RECORDED INFORMATION:
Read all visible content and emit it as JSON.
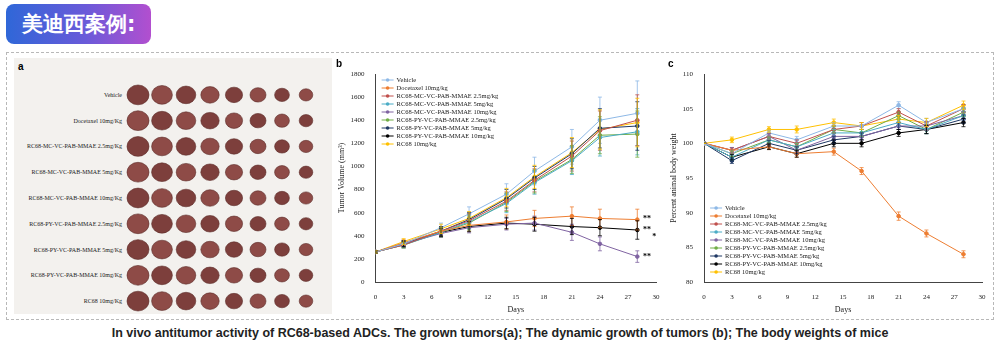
{
  "header": "美迪西案例:",
  "caption": "In vivo antitumor activity of RC68-based ADCs. The grown tumors(a); The dynamic growth of tumors (b); The body weights of mice",
  "panel_a": {
    "title": "a",
    "rows": [
      {
        "label": "Vehicle",
        "count": 8
      },
      {
        "label": "Docetaxel 10mg/Kg",
        "count": 8
      },
      {
        "label": "RC68-MC-VC-PAB-MMAE 2.5mg/Kg",
        "count": 8
      },
      {
        "label": "RC68-MC-VC-PAB-MMAE 5mg/Kg",
        "count": 8
      },
      {
        "label": "RC68-MC-VC-PAB-MMAE 10mg/Kg",
        "count": 8
      },
      {
        "label": "RC68-PY-VC-PAB-MMAE 2.5mg/Kg",
        "count": 8
      },
      {
        "label": "RC68-PY-VC-PAB-MMAE 5mg/Kg",
        "count": 8
      },
      {
        "label": "RC68-PY-VC-PAB-MMAE 10mg/Kg",
        "count": 8
      },
      {
        "label": "RC68 10mg/Kg",
        "count": 8
      }
    ]
  },
  "chart_data": [
    {
      "type": "line",
      "title": "b",
      "x_label": "Days",
      "y_label": "Tumor Volume (mm³)",
      "x": [
        0,
        3,
        7,
        10,
        14,
        17,
        21,
        24,
        28
      ],
      "xlim": [
        0,
        30
      ],
      "xticks": [
        0,
        3,
        6,
        9,
        12,
        15,
        18,
        21,
        24,
        27,
        30
      ],
      "ylim": [
        0,
        1800
      ],
      "yticks": [
        0,
        200,
        400,
        600,
        800,
        1000,
        1200,
        1400,
        1600,
        1800
      ],
      "grid": false,
      "legend": "upper left",
      "marker": "circle",
      "series": [
        {
          "name": "Vehicle",
          "color": "#8db8e6",
          "values": [
            260,
            330,
            470,
            590,
            760,
            960,
            1170,
            1400,
            1460
          ],
          "errors": [
            10,
            30,
            40,
            60,
            90,
            120,
            150,
            200,
            280
          ]
        },
        {
          "name": "Docetaxel 10mg/kg",
          "color": "#ed7d31",
          "values": [
            260,
            340,
            440,
            490,
            520,
            550,
            570,
            550,
            540
          ],
          "errors": [
            10,
            25,
            40,
            50,
            60,
            70,
            80,
            80,
            90
          ]
        },
        {
          "name": "RC68-MC-VC-PAB-MMAE 2.5mg/kg",
          "color": "#c0504d",
          "values": [
            260,
            320,
            440,
            530,
            700,
            880,
            1090,
            1310,
            1400
          ],
          "errors": [
            10,
            25,
            40,
            60,
            80,
            100,
            130,
            170,
            220
          ]
        },
        {
          "name": "RC68-MC-VC-PAB-MMAE 5mg/kg",
          "color": "#4bacc6",
          "values": [
            260,
            320,
            430,
            520,
            680,
            860,
            1050,
            1250,
            1300
          ],
          "errors": [
            10,
            25,
            40,
            60,
            80,
            100,
            120,
            160,
            200
          ]
        },
        {
          "name": "RC68-MC-VC-PAB-MMAE 10mg/kg",
          "color": "#8064a2",
          "values": [
            260,
            330,
            420,
            470,
            500,
            510,
            430,
            330,
            220
          ],
          "errors": [
            10,
            25,
            35,
            45,
            50,
            60,
            70,
            60,
            50
          ]
        },
        {
          "name": "RC68-PY-VC-PAB-MMAE 2.5mg/kg",
          "color": "#70ad47",
          "values": [
            260,
            320,
            430,
            510,
            690,
            870,
            1060,
            1270,
            1280
          ],
          "errors": [
            10,
            25,
            40,
            60,
            80,
            100,
            120,
            160,
            200
          ]
        },
        {
          "name": "RC68-PY-VC-PAB-MMAE 5mg/kg",
          "color": "#1f3864",
          "values": [
            260,
            330,
            440,
            540,
            720,
            900,
            1110,
            1330,
            1350
          ],
          "errors": [
            10,
            25,
            40,
            60,
            80,
            100,
            130,
            170,
            210
          ]
        },
        {
          "name": "RC68-PY-VC-PAB-MMAE 10mg/kg",
          "color": "#000000",
          "values": [
            260,
            330,
            430,
            480,
            510,
            500,
            480,
            470,
            450
          ],
          "errors": [
            10,
            25,
            35,
            45,
            50,
            60,
            70,
            70,
            80
          ]
        },
        {
          "name": "RC68 10mg/kg",
          "color": "#ffc000",
          "values": [
            260,
            350,
            460,
            550,
            730,
            910,
            1120,
            1320,
            1380
          ],
          "errors": [
            10,
            25,
            40,
            60,
            80,
            100,
            130,
            170,
            210
          ]
        }
      ],
      "annotations": [
        {
          "text": "**",
          "x": 28.6,
          "y": 550
        },
        {
          "text": "**",
          "x": 28.6,
          "y": 450
        },
        {
          "text": "**",
          "x": 28.6,
          "y": 220
        },
        {
          "text": "*",
          "x": 29.6,
          "y": 390
        }
      ]
    },
    {
      "type": "line",
      "title": "c",
      "x_label": "Days",
      "y_label": "Percent animal body weight",
      "x": [
        0,
        3,
        7,
        10,
        14,
        17,
        21,
        24,
        28
      ],
      "xlim": [
        0,
        30
      ],
      "xticks": [
        0,
        3,
        6,
        9,
        12,
        15,
        18,
        21,
        24,
        27,
        30
      ],
      "ylim": [
        80,
        110
      ],
      "yticks": [
        80,
        85,
        90,
        95,
        100,
        105,
        110
      ],
      "grid": false,
      "legend": "lower left",
      "marker": "circle",
      "series": [
        {
          "name": "Vehicle",
          "color": "#8db8e6",
          "values": [
            100,
            98.5,
            101.5,
            100.5,
            102.5,
            102.5,
            105.5,
            103,
            105
          ],
          "errors": [
            0,
            0.4,
            0.4,
            0.5,
            0.5,
            0.5,
            0.5,
            0.6,
            0.6
          ]
        },
        {
          "name": "Docetaxel 10mg/kg",
          "color": "#ed7d31",
          "values": [
            100,
            99,
            99.5,
            98.5,
            98.8,
            96,
            89.5,
            87,
            84
          ],
          "errors": [
            0,
            0.4,
            0.4,
            0.5,
            0.5,
            0.5,
            0.6,
            0.5,
            0.5
          ]
        },
        {
          "name": "RC68-MC-VC-PAB-MMAE 2.5mg/kg",
          "color": "#c0504d",
          "values": [
            100,
            99,
            101,
            100,
            102,
            102.5,
            104.5,
            102.5,
            105
          ],
          "errors": [
            0,
            0.4,
            0.4,
            0.5,
            0.5,
            0.5,
            0.5,
            0.6,
            0.6
          ]
        },
        {
          "name": "RC68-MC-VC-PAB-MMAE 5mg/kg",
          "color": "#4bacc6",
          "values": [
            100,
            98,
            100.5,
            99.5,
            101.5,
            101.5,
            103,
            102,
            104
          ],
          "errors": [
            0,
            0.4,
            0.4,
            0.5,
            0.5,
            0.5,
            0.5,
            0.6,
            0.6
          ]
        },
        {
          "name": "RC68-MC-VC-PAB-MMAE 10mg/kg",
          "color": "#8064a2",
          "values": [
            100,
            99,
            101,
            99,
            101,
            101,
            102.5,
            102.5,
            104
          ],
          "errors": [
            0,
            0.4,
            0.4,
            0.5,
            0.5,
            0.5,
            0.5,
            0.6,
            0.6
          ]
        },
        {
          "name": "RC68-PY-VC-PAB-MMAE 2.5mg/kg",
          "color": "#70ad47",
          "values": [
            100,
            98.5,
            100.5,
            99.5,
            102,
            101.5,
            104,
            102,
            104.5
          ],
          "errors": [
            0,
            0.4,
            0.4,
            0.5,
            0.5,
            0.5,
            0.5,
            0.6,
            0.6
          ]
        },
        {
          "name": "RC68-PY-VC-PAB-MMAE 5mg/kg",
          "color": "#1f3864",
          "values": [
            100,
            97.5,
            100,
            99,
            100.5,
            101,
            102.5,
            102,
            103.5
          ],
          "errors": [
            0,
            0.4,
            0.4,
            0.5,
            0.5,
            0.5,
            0.5,
            0.6,
            0.6
          ]
        },
        {
          "name": "RC68-PY-VC-PAB-MMAE 10mg/kg",
          "color": "#000000",
          "values": [
            100,
            98,
            99.5,
            98.5,
            100,
            100,
            101.5,
            102,
            103
          ],
          "errors": [
            0,
            0.4,
            0.4,
            0.5,
            0.5,
            0.5,
            0.5,
            0.6,
            0.6
          ]
        },
        {
          "name": "RC68 10mg/kg",
          "color": "#ffc000",
          "values": [
            100,
            100.5,
            102,
            102,
            103,
            102.5,
            103.5,
            103,
            105.5
          ],
          "errors": [
            0,
            0.4,
            0.4,
            0.5,
            0.5,
            0.5,
            0.5,
            0.6,
            0.6
          ]
        }
      ]
    }
  ]
}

ASSIGNMENT:
When a line in the records above contains the word "legend", copy it.

WRITTEN RESPONSE:
      "legend": "upper left",
      "legend": "lower left",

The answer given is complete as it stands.